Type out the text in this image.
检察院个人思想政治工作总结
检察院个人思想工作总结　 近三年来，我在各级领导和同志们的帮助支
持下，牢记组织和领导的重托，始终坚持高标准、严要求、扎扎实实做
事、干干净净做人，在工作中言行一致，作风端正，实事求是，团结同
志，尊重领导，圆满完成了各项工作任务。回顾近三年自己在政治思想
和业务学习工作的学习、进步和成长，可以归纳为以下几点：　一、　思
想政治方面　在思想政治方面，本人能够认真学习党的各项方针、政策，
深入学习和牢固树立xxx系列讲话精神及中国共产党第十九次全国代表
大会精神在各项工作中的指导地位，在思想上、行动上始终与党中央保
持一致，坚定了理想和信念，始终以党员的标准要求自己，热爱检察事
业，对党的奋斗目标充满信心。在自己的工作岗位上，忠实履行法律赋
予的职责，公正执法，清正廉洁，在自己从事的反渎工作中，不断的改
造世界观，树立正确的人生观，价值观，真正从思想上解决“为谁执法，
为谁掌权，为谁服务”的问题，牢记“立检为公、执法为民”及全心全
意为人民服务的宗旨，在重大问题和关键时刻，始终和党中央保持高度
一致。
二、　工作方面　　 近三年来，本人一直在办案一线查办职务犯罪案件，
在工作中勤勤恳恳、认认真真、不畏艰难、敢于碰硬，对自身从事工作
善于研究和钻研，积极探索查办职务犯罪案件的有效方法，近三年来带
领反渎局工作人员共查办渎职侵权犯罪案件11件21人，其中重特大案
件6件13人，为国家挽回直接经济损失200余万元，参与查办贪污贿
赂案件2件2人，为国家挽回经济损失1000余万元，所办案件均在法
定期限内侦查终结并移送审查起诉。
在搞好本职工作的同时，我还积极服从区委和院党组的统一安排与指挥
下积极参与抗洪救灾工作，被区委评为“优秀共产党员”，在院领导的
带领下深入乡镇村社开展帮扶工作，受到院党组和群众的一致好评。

----------

(Exercise) Exactly reproduce the material above.

(Answer to this task)
Type out the text in this image.
检察院个人思想政治工作总结
检察院个人思想工作总结　 近三年来，我在各级领导和同志们的帮助支
持下，牢记组织和领导的重托，始终坚持高标准、严要求、扎扎实实做
事、干干净净做人，在工作中言行一致，作风端正，实事求是，团结同
志，尊重领导，圆满完成了各项工作任务。回顾近三年自己在政治思想
和业务学习工作的学习、进步和成长，可以归纳为以下几点：　一、　思
想政治方面　在思想政治方面，本人能够认真学习党的各项方针、政策，
深入学习和牢固树立xxx系列讲话精神及中国共产党第十九次全国代表
大会精神在各项工作中的指导地位，在思想上、行动上始终与党中央保
持一致，坚定了理想和信念，始终以党员的标准要求自己，热爱检察事
业，对党的奋斗目标充满信心。在自己的工作岗位上，忠实履行法律赋
予的职责，公正执法，清正廉洁，在自己从事的反渎工作中，不断的改
造世界观，树立正确的人生观，价值观，真正从思想上解决“为谁执法，
为谁掌权，为谁服务”的问题，牢记“立检为公、执法为民”及全心全
意为人民服务的宗旨，在重大问题和关键时刻，始终和党中央保持高度
一致。
二、　工作方面　　 近三年来，本人一直在办案一线查办职务犯罪案件，
在工作中勤勤恳恳、认认真真、不畏艰难、敢于碰硬，对自身从事工作
善于研究和钻研，积极探索查办职务犯罪案件的有效方法，近三年来带
领反渎局工作人员共查办渎职侵权犯罪案件11件21人，其中重特大案
件6件13人，为国家挽回直接经济损失200余万元，参与查办贪污贿
赂案件2件2人，为国家挽回经济损失1000余万元，所办案件均在法
定期限内侦查终结并移送审查起诉。
在搞好本职工作的同时，我还积极服从区委和院党组的统一安排与指挥
下积极参与抗洪救灾工作，被区委评为“优秀共产党员”，在院领导的
带领下深入乡镇村社开展帮扶工作，受到院党组和群众的一致好评。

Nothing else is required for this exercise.